### DATA FOR PROCESSING
===============

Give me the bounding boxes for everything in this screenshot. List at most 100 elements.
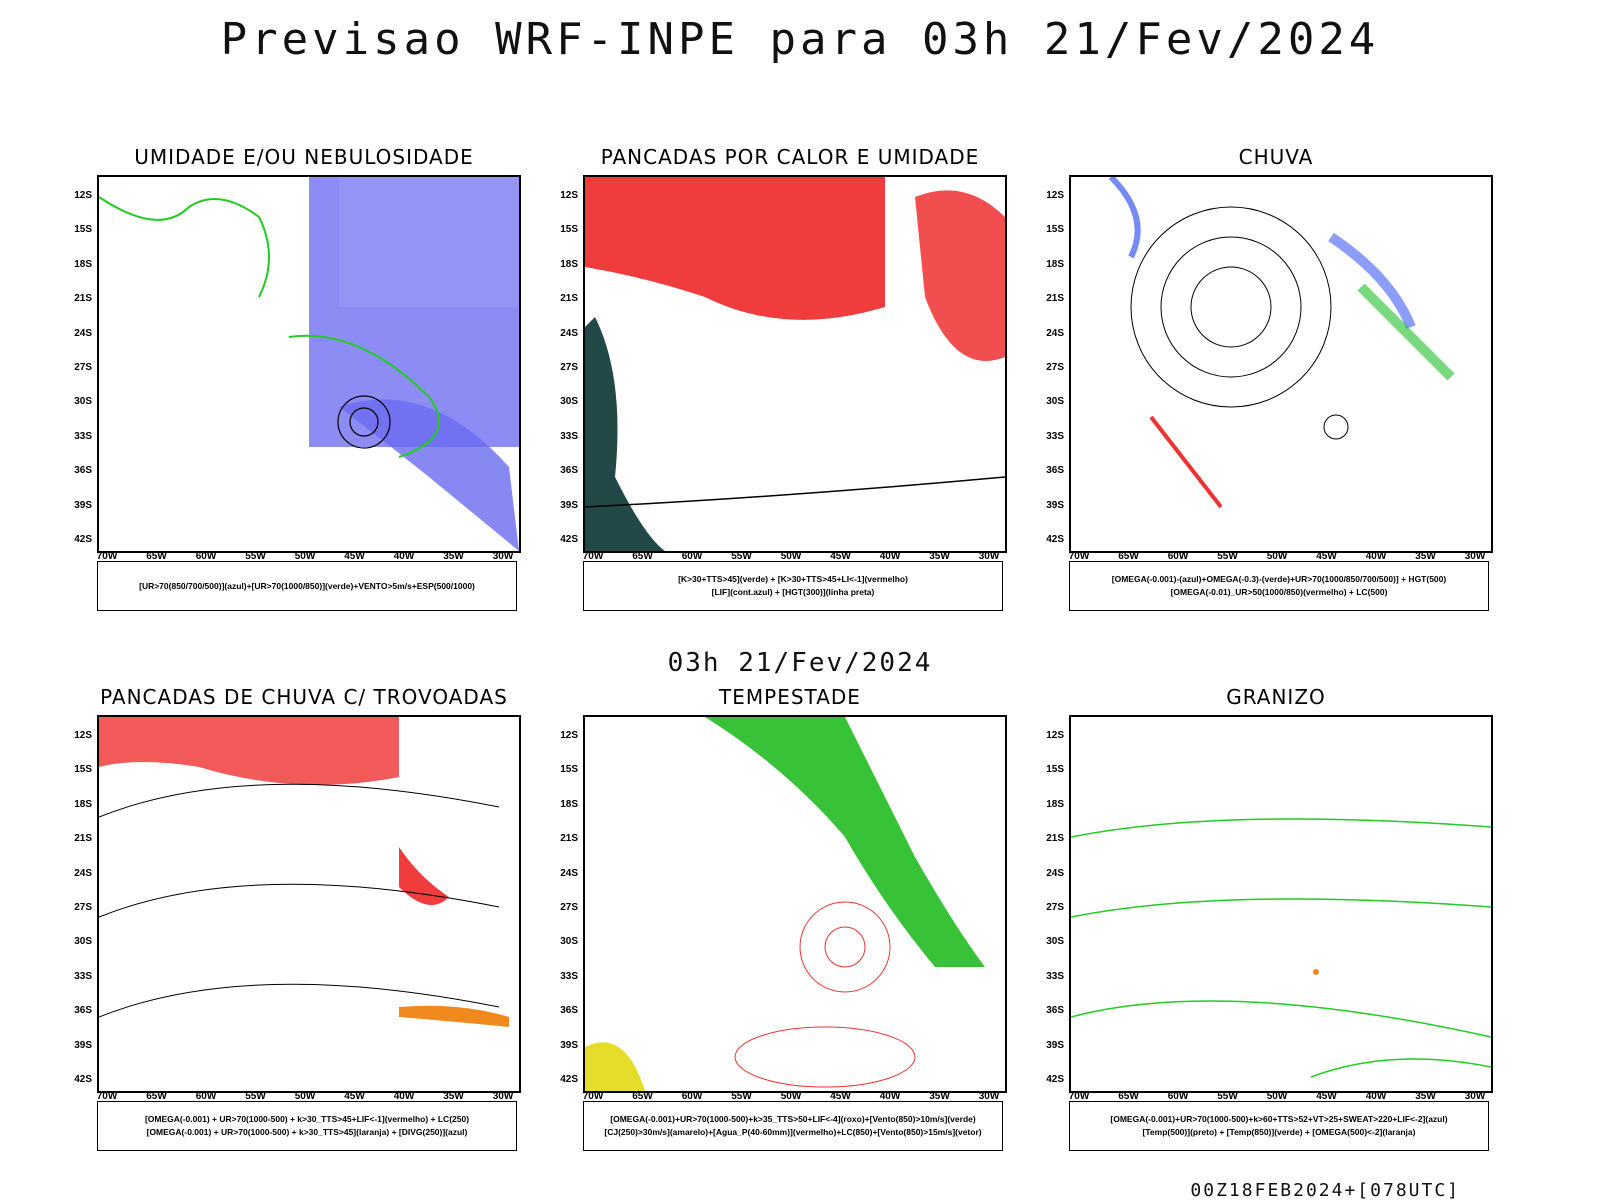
lon-tick-label: 45W	[344, 1091, 365, 1102]
lat-tick-label: 30S	[1046, 936, 1064, 948]
legend-line-2: [OMEGA(-0.001) + UR>70(1000-500) + k>30_…	[146, 1127, 468, 1137]
lon-tick-label: 70W	[582, 551, 604, 562]
lon-tick-label: 35W	[443, 1091, 464, 1102]
lat-tick-label: 21S	[1046, 833, 1064, 845]
panel-trovoadas: PANCADAS DE CHUVA C/ TROVOADAS [OMEGA(-0…	[54, 685, 534, 1151]
lat-tick-label: 42S	[74, 534, 92, 545]
lat-tick-label: 27S	[1046, 902, 1064, 913]
lat-tick-label: 42S	[1046, 534, 1064, 545]
lat-tick-label: 39S	[1046, 499, 1064, 511]
legend-line-1: [OMEGA(-0.001)+UR>70(1000-500)+k>35_TTS>…	[610, 1114, 976, 1124]
lat-tick-label: 33S	[74, 970, 92, 982]
mid-title: 03h 21/Fev/2024	[667, 648, 933, 678]
footer-timestamp: 00Z18FEB2024+[078UTC]	[1190, 1180, 1460, 1201]
map-granizo	[1071, 818, 1491, 1078]
panel-title: PANCADAS POR CALOR E UMIDADE	[600, 145, 980, 169]
lat-tick-label: 18S	[560, 798, 578, 810]
lon-tick-label: 35W	[929, 551, 950, 562]
lat-tick-label: 27S	[1046, 362, 1064, 373]
panel-chuva: CHUVA [OMEGA(-0.001)-(azul)+OMEGA(-0.3)-…	[1026, 145, 1506, 611]
lon-tick-label: 70W	[1068, 551, 1090, 562]
lon-tick-label: 40W	[393, 1091, 415, 1102]
panel-granizo: GRANIZO [OMEGA(-0.001)+UR>70(1000-500)+k…	[1026, 685, 1506, 1151]
lon-tick-label: 60W	[195, 1091, 217, 1102]
lat-tick-label: 21S	[560, 293, 578, 305]
lat-tick-label: 24S	[560, 867, 578, 879]
lat-tick-label: 39S	[560, 1039, 578, 1051]
legend-line-2: [OMEGA(-0.01)_UR>50(1000/850)(vermelho) …	[1170, 587, 1388, 597]
lon-tick-label: 45W	[1316, 1091, 1337, 1102]
lat-tick-label: 15S	[1046, 764, 1064, 776]
lon-tick-label: 40W	[1365, 551, 1387, 562]
lon-tick-label: 30W	[1464, 551, 1486, 562]
lat-tick-label: 33S	[560, 970, 578, 982]
lon-tick-label: 70W	[1068, 1091, 1090, 1102]
lat-tick-label: 36S	[560, 1005, 578, 1017]
panel-title: TEMPESTADE	[719, 685, 861, 709]
lon-tick-label: 70W	[582, 1091, 604, 1102]
lat-tick-label: 21S	[74, 293, 92, 305]
lat-tick-label: 27S	[560, 902, 578, 913]
lat-tick-label: 12S	[560, 730, 578, 741]
main-title: Previsao WRF-INPE para 03h 21/Fev/2024	[220, 14, 1380, 65]
lat-tick-label: 27S	[74, 902, 92, 913]
legend-line-1: [UR>70(850/700/500)](azul)+[UR>70(1000/8…	[139, 580, 475, 591]
lon-tick-label: 45W	[830, 1091, 851, 1102]
lat-tick-label: 27S	[560, 362, 578, 373]
lon-tick-label: 45W	[830, 551, 851, 562]
lat-tick-label: 15S	[74, 764, 92, 776]
lat-tick-label: 15S	[74, 224, 92, 236]
lat-tick-label: 24S	[74, 327, 92, 339]
panel-title: GRANIZO	[1226, 685, 1326, 709]
legend-box: [OMEGA(-0.001) + UR>70(1000-500) + k>30_…	[97, 1101, 517, 1151]
lat-tick-label: 21S	[560, 833, 578, 845]
legend-box: [OMEGA(-0.001)-(azul)+OMEGA(-0.3)-(verde…	[1069, 561, 1489, 611]
lon-tick-label: 65W	[632, 551, 653, 562]
lon-tick-label: 30W	[1464, 1091, 1486, 1102]
lat-tick-label: 15S	[560, 224, 578, 236]
lon-tick-label: 60W	[1167, 1091, 1189, 1102]
lat-tick-label: 12S	[74, 190, 92, 201]
map-chuva	[1108, 177, 1455, 509]
lon-tick-label: 40W	[1365, 1091, 1387, 1102]
lat-tick-label: 33S	[74, 430, 92, 442]
lat-tick-label: 30S	[74, 396, 92, 408]
lon-tick-label: 55W	[731, 1091, 752, 1102]
lat-tick-label: 33S	[560, 430, 578, 442]
lon-tick-label: 65W	[632, 1091, 653, 1102]
legend-box: [UR>70(850/700/500)](azul)+[UR>70(1000/8…	[97, 561, 517, 611]
lat-tick-label: 30S	[560, 936, 578, 948]
lon-tick-label: 50W	[1266, 1091, 1288, 1102]
panel-title: PANCADAS DE CHUVA C/ TROVOADAS	[100, 685, 508, 709]
lon-tick-label: 40W	[393, 551, 415, 562]
lat-tick-label: 12S	[74, 730, 92, 741]
lon-tick-label: 65W	[1118, 551, 1139, 562]
map-area	[97, 715, 521, 1093]
legend-line-1: [OMEGA(-0.001) + UR>70(1000-500) + k>30_…	[144, 1114, 470, 1124]
lon-tick-label: 55W	[731, 551, 752, 562]
lon-tick-label: 60W	[195, 551, 217, 562]
legend-box: [K>30+TTS>45](verde) + [K>30+TTS>45+LI<-…	[583, 561, 1003, 611]
lat-tick-label: 42S	[1046, 1074, 1064, 1085]
panel-tempestade: TEMPESTADE [OMEGA(-0.001)+UR>70(1000-500…	[540, 685, 1020, 1151]
lat-tick-label: 33S	[1046, 970, 1064, 982]
lon-tick-label: 65W	[1118, 1091, 1139, 1102]
lat-tick-label: 39S	[560, 499, 578, 511]
legend-line-1: [K>30+TTS>45](verde) + [K>30+TTS>45+LI<-…	[678, 574, 908, 584]
lon-tick-label: 35W	[1415, 1091, 1436, 1102]
lon-tick-label: 40W	[879, 1091, 901, 1102]
lon-tick-label: 70W	[96, 551, 118, 562]
map-area	[1069, 715, 1493, 1093]
legend-box: [OMEGA(-0.001)+UR>70(1000-500)+k>60+TTS>…	[1069, 1101, 1489, 1151]
lat-tick-label: 27S	[74, 362, 92, 373]
lat-tick-label: 39S	[74, 499, 92, 511]
legend-line-1: [OMEGA(-0.001)-(azul)+OMEGA(-0.3)-(verde…	[1111, 574, 1447, 584]
lon-tick-label: 55W	[245, 1091, 266, 1102]
lat-tick-label: 39S	[1046, 1039, 1064, 1051]
lon-tick-label: 55W	[1217, 1091, 1238, 1102]
map-area	[1069, 175, 1493, 553]
lat-tick-label: 12S	[1046, 190, 1064, 201]
lon-tick-label: 35W	[443, 551, 464, 562]
legend-line-2: [LIF](cont.azul) + [HGT(300)](linha pret…	[711, 587, 875, 597]
lat-tick-label: 36S	[560, 465, 578, 477]
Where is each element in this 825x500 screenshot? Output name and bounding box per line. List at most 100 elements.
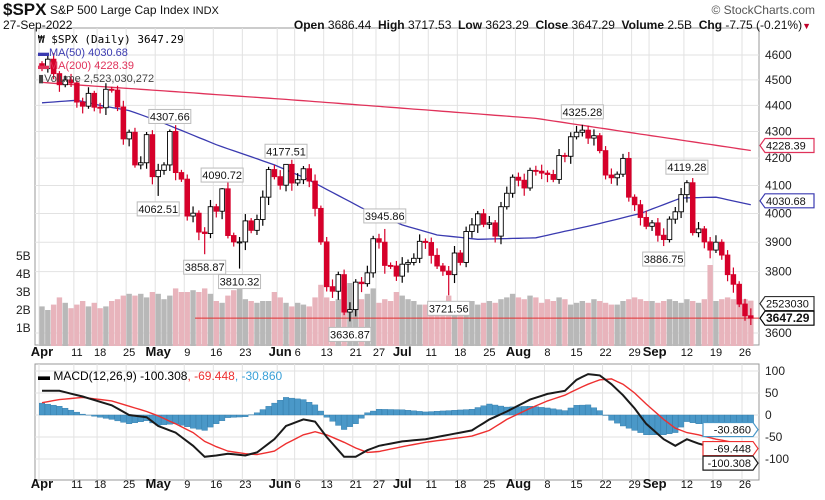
candle-body <box>62 79 68 86</box>
volume-bar <box>219 302 225 346</box>
volume-bar <box>132 295 138 346</box>
macd-histogram-bar <box>265 406 272 416</box>
volume-bar <box>97 308 103 346</box>
histogram-badge-shape <box>702 421 759 438</box>
price-annotation: 3886.75 <box>642 251 686 267</box>
volume-bar <box>184 292 190 346</box>
candle-body <box>538 170 545 174</box>
macd-histogram-bar <box>422 411 429 416</box>
histogram-value: , -30.860 <box>234 369 283 383</box>
x-tick-label: May <box>146 476 172 491</box>
volume-bar <box>126 293 132 346</box>
macd-tick-label: 0 <box>765 408 772 422</box>
volume-bar <box>486 301 493 346</box>
price-tick-label: 3600 <box>765 326 792 340</box>
macd-histogram-bar <box>97 414 104 418</box>
x-tick-label: 29 <box>628 347 640 359</box>
candle-body <box>68 79 74 84</box>
candle-body <box>138 162 144 166</box>
candle-body <box>242 220 249 243</box>
candle-body <box>475 213 481 226</box>
volume-bar <box>684 299 690 346</box>
candle-body <box>480 213 487 225</box>
macd-histogram-bar <box>625 414 632 429</box>
low-label: Low <box>458 18 483 32</box>
macd-histogram-bar <box>660 414 667 435</box>
legend-ma50-text: MA(50) 4030.68 <box>49 47 128 59</box>
macd-histogram-bar <box>434 411 441 416</box>
volume-bars-icon: ▮ <box>38 73 45 85</box>
high-label: High <box>377 18 405 32</box>
volume-bar <box>341 286 347 346</box>
volume-bar <box>109 301 115 346</box>
macd-histogram-bar <box>486 403 493 416</box>
candle-body <box>248 220 254 231</box>
macd-histogram-bar <box>550 408 557 416</box>
x-tick-label: Sep <box>643 476 667 491</box>
annotation-box <box>665 159 709 175</box>
macd-value: -100.308 <box>140 369 188 383</box>
candle-body <box>260 196 266 220</box>
volume-bar <box>655 302 661 346</box>
macd-histogram-bar <box>480 405 487 416</box>
volume-bar <box>91 302 97 346</box>
x-tick-label: Apr <box>31 476 53 491</box>
x-tick-label: Jun <box>269 344 292 359</box>
brand-watermark[interactable]: © StockCharts.com <box>711 3 815 17</box>
histogram-badge-label: -30.860 <box>714 425 751 437</box>
x-tick-label: 23 <box>239 347 251 359</box>
volume-bar <box>207 293 214 346</box>
volume-bar <box>469 301 475 346</box>
macd-histogram-bar <box>283 397 290 416</box>
candle-body <box>626 157 632 198</box>
macd-histogram-bar <box>590 407 597 416</box>
volume-bar <box>306 306 312 346</box>
candle-body <box>411 257 417 263</box>
candle-body <box>225 188 231 236</box>
macd-histogram-bar <box>236 414 243 418</box>
price-tick-label: 4200 <box>765 151 792 165</box>
volume-bar <box>138 293 144 346</box>
signal-badge-shape <box>702 440 759 457</box>
candle-body <box>149 134 156 178</box>
candle-body <box>614 173 620 179</box>
volume-bar <box>260 301 266 346</box>
candle-body <box>132 131 138 166</box>
macd-histogram-bar <box>410 410 417 416</box>
volume-bar <box>370 288 376 346</box>
candle-body <box>155 169 161 178</box>
quote-date: 27-Sep-2022 <box>3 18 73 32</box>
candle-body <box>323 241 330 288</box>
annotation-label: 3810.32 <box>220 277 260 289</box>
volume-bar <box>602 302 609 346</box>
macd-histogram-bar <box>468 409 475 416</box>
candle-body <box>167 131 173 166</box>
candle-body <box>672 211 679 220</box>
candle-body <box>562 155 568 157</box>
volume-bar <box>475 304 481 346</box>
volume-bar <box>265 301 272 346</box>
candle-body <box>713 241 719 251</box>
volume-bar <box>411 301 417 346</box>
macd-histogram-bar <box>608 414 615 421</box>
volume-bar <box>498 299 504 346</box>
candle-body <box>91 92 98 108</box>
x-tick-label: 21 <box>350 347 362 359</box>
candle-body <box>509 176 516 194</box>
x-tick-label: 11 <box>426 479 437 491</box>
volume-bar <box>399 295 405 346</box>
volume-bar <box>242 299 249 346</box>
macd-histogram-bar <box>405 410 412 416</box>
x-tick-label: 29 <box>628 479 640 491</box>
price-annotation: 3810.32 <box>218 274 262 290</box>
volume-bar <box>254 302 260 346</box>
volume-bar <box>521 299 527 346</box>
macd-histogram-bar <box>649 414 656 435</box>
annotation-label: 4119.28 <box>667 162 706 174</box>
macd-histogram-bar <box>312 404 319 416</box>
annotation-box <box>264 143 308 159</box>
macd-histogram-bar <box>306 402 313 416</box>
candle-body <box>364 272 371 285</box>
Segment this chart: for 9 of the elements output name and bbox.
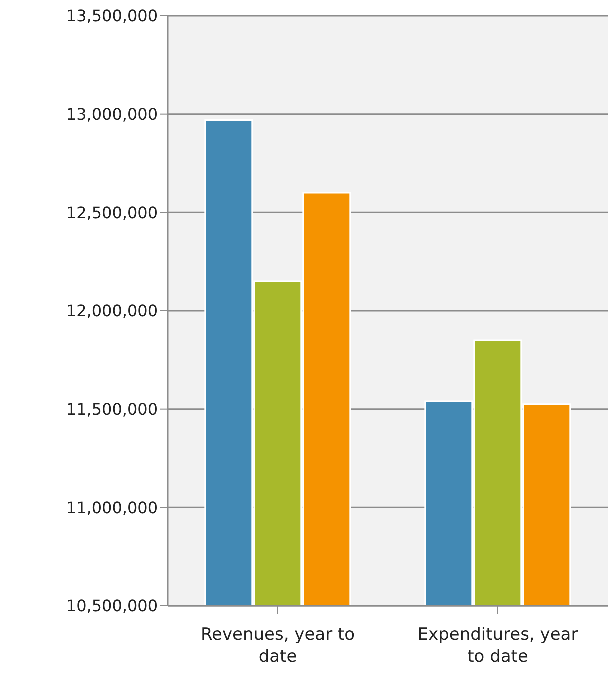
y-tick-label: 13,000,000 [66,105,158,124]
y-tick-label: 10,500,000 [66,596,158,616]
y-tick-label: 11,000,000 [66,498,158,518]
y-tick-label: 12,000,000 [66,302,158,321]
y-tick-label: 12,500,000 [66,203,158,222]
x-tick-label: Revenues, year to date [200,625,356,667]
x-tick-label: Expenditures, year to date [418,625,578,667]
y-tick-label: 13,500,000 [66,6,158,26]
y-tick-label: 11,500,000 [66,400,158,420]
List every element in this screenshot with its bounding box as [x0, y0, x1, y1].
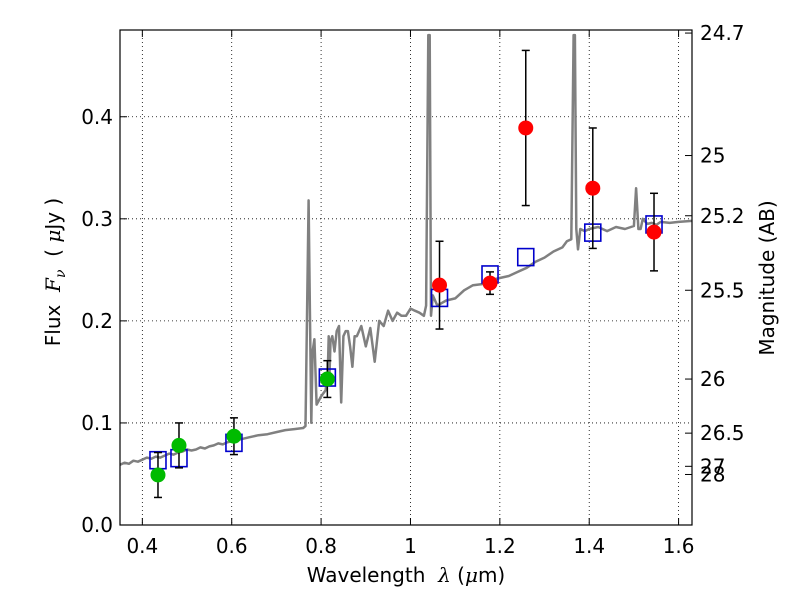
y-axis-symbol-sub: ν: [53, 269, 69, 278]
y-axis-unit-mu: μ: [41, 230, 65, 243]
data-point: [482, 275, 498, 291]
sed-line: [120, 33, 692, 466]
y2-tick-label: 26: [700, 367, 725, 391]
y2-tick-label: 26.5: [700, 421, 745, 445]
y-tick-label: 0.0: [81, 513, 113, 537]
model-square-marker: [516, 247, 535, 267]
data-point: [432, 277, 448, 293]
x-tick-label: 1: [404, 534, 417, 558]
data-point: [646, 224, 662, 240]
x-axis-title-paren: (: [451, 563, 465, 587]
x-axis-unit-mu: μ: [465, 563, 478, 587]
x-axis-symbol: λ: [437, 563, 451, 587]
x-tick-label: 1.4: [573, 534, 605, 558]
data-point: [150, 467, 166, 483]
plot-area: [120, 33, 692, 499]
data-point: [585, 180, 601, 196]
x-tick-label: 1.2: [484, 534, 516, 558]
y-tick-label: 0.3: [81, 207, 113, 231]
y-axis-title-prefix: Flux: [41, 292, 65, 346]
data-point: [319, 371, 335, 387]
y-axis-title: Flux Fν ( μJy ): [41, 198, 69, 346]
x-axis-unit-rest: m): [478, 563, 505, 587]
y-axis-title-paren: (: [41, 243, 65, 270]
data-point: [171, 437, 187, 453]
y2-tick-label: 24.7: [700, 21, 745, 45]
y2-tick-label: 25.5: [700, 278, 745, 302]
y2-tick-label: 27: [700, 454, 725, 478]
x-tick-label: 1.6: [663, 534, 695, 558]
y2-tick-label: 25: [700, 144, 725, 168]
x-tick-label: 0.4: [126, 534, 158, 558]
grid: [120, 30, 692, 526]
y-tick-label: 0.2: [81, 309, 113, 333]
y2-axis-title: Magnitude (AB): [755, 200, 779, 355]
y-tick-label: 0.1: [81, 411, 113, 435]
x-axis-title-prefix: Wavelength: [307, 563, 438, 587]
y-axis-symbol: F: [41, 277, 65, 293]
data-point: [518, 120, 534, 136]
y-tick-label: 0.4: [81, 105, 113, 129]
y-axis-unit-rest: Jy ): [41, 198, 65, 232]
plot-frame: [119, 29, 693, 526]
y2-tick-label: 25.2: [700, 204, 745, 228]
x-axis-title: Wavelength λ (μm): [307, 563, 506, 587]
data-point: [226, 428, 242, 444]
y2-tick-label: 28: [700, 462, 725, 486]
x-tick-label: 0.6: [216, 534, 248, 558]
x-tick-label: 0.8: [305, 534, 337, 558]
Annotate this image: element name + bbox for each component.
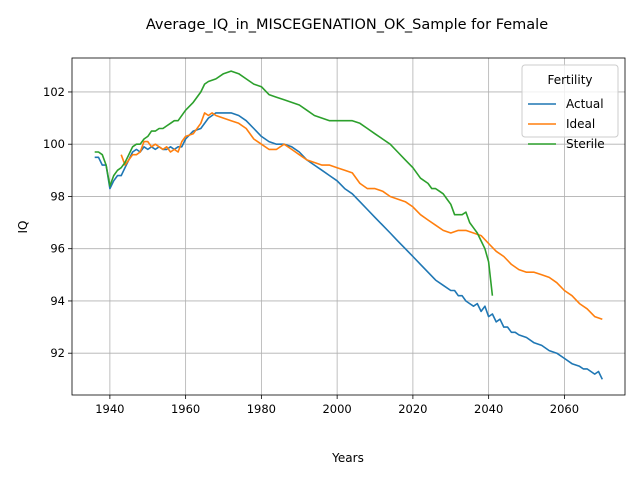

===============

### WRITTEN PROBLEM
Can you write out the lines verbatim, starting at the one containing "1091, 365, 1102]" and ending at the one containing "648, 933, 678]"?

### RIGHT ANSWER
lon-tick-label: 45W	[344, 1091, 365, 1102]
lat-tick-label: 30S	[1046, 936, 1064, 948]
legend-line-2: [OMEGA(-0.001) + UR>70(1000-500) + k>30_…	[146, 1127, 468, 1137]
lon-tick-label: 70W	[582, 551, 604, 562]
lon-tick-label: 35W	[443, 1091, 464, 1102]
lat-tick-label: 21S	[1046, 833, 1064, 845]
panel-trovoadas: PANCADAS DE CHUVA C/ TROVOADAS [OMEGA(-0…	[54, 685, 534, 1151]
lat-tick-label: 42S	[74, 534, 92, 545]
lat-tick-label: 27S	[1046, 902, 1064, 913]
lat-tick-label: 42S	[1046, 534, 1064, 545]
lat-tick-label: 39S	[1046, 499, 1064, 511]
legend-line-1: [OMEGA(-0.001)+UR>70(1000-500)+k>35_TTS>…	[610, 1114, 976, 1124]
lat-tick-label: 33S	[74, 970, 92, 982]
mid-title: 03h 21/Fev/2024	[667, 648, 933, 678]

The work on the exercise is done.